▶ **EXERCISE REQUIREMENTS**: The records below are made of lines; count those holding the word "أمير" and give the number only.

(Data records)
▬▬▬

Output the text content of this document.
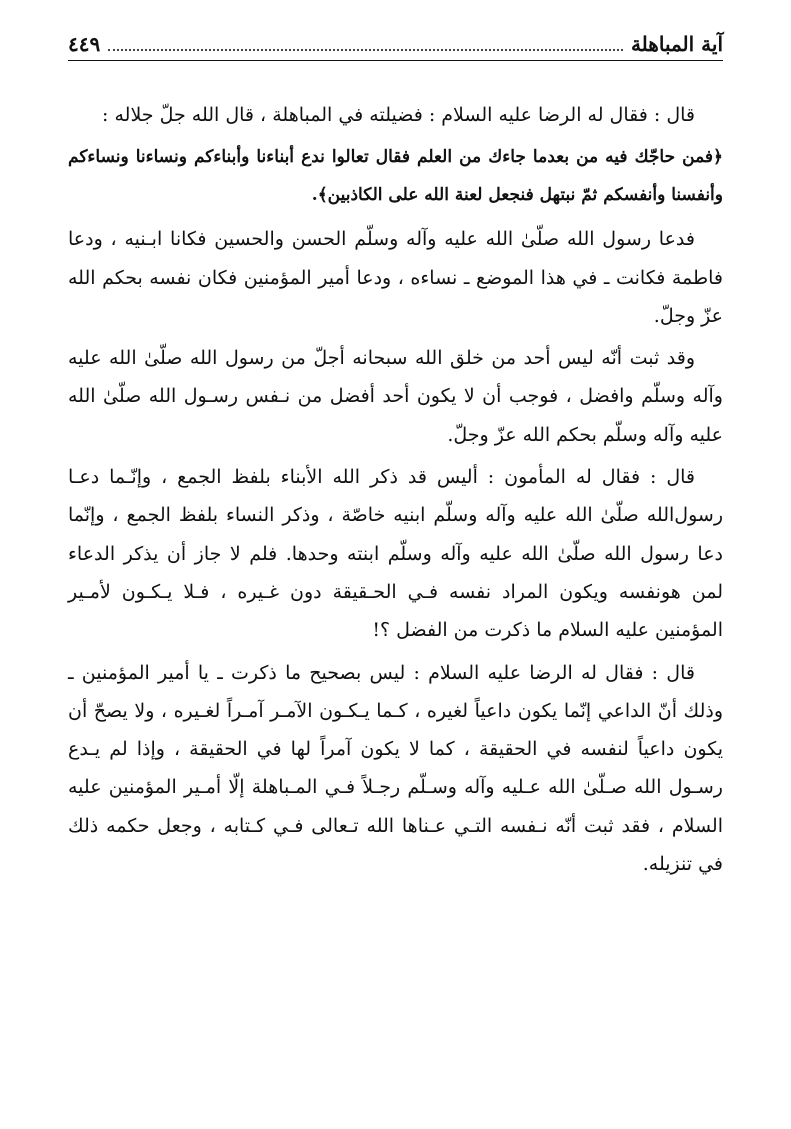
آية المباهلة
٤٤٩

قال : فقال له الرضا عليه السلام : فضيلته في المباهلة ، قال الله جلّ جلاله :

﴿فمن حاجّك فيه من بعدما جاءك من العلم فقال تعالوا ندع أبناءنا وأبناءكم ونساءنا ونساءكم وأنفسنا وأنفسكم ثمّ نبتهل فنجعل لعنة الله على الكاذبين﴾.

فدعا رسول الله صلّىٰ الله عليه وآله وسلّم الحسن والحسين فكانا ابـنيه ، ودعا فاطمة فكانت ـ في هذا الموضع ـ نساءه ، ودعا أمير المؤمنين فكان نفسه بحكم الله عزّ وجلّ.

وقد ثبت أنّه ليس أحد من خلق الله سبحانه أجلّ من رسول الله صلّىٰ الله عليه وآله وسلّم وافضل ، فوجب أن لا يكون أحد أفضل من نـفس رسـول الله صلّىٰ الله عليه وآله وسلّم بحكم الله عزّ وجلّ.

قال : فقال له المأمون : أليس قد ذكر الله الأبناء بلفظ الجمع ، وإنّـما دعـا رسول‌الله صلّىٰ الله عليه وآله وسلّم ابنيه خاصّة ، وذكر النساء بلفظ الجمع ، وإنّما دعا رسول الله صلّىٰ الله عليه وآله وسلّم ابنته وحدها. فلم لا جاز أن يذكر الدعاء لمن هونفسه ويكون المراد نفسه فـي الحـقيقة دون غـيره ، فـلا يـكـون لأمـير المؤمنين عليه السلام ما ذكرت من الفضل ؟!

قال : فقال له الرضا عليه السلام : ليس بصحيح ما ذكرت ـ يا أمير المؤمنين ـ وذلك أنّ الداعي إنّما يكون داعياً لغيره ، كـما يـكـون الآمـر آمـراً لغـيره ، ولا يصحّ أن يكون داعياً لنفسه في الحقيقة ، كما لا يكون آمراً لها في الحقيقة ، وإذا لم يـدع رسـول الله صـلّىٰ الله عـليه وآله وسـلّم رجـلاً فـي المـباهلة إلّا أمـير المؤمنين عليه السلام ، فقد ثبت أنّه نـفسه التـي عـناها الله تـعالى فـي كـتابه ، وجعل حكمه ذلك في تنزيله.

▬▬▬

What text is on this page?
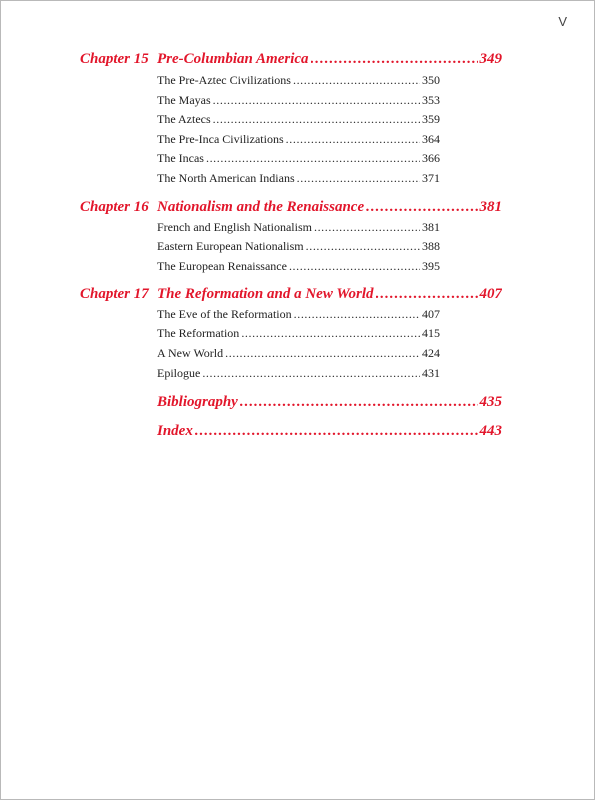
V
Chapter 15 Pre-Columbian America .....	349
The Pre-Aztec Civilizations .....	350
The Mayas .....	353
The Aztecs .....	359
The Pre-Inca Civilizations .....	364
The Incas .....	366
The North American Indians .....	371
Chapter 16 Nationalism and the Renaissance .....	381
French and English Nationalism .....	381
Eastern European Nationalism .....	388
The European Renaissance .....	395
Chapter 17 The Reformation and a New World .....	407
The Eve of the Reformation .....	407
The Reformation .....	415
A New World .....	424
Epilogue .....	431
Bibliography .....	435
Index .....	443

▬▬▬

▶ **EXERCISE RESPONSE**: 2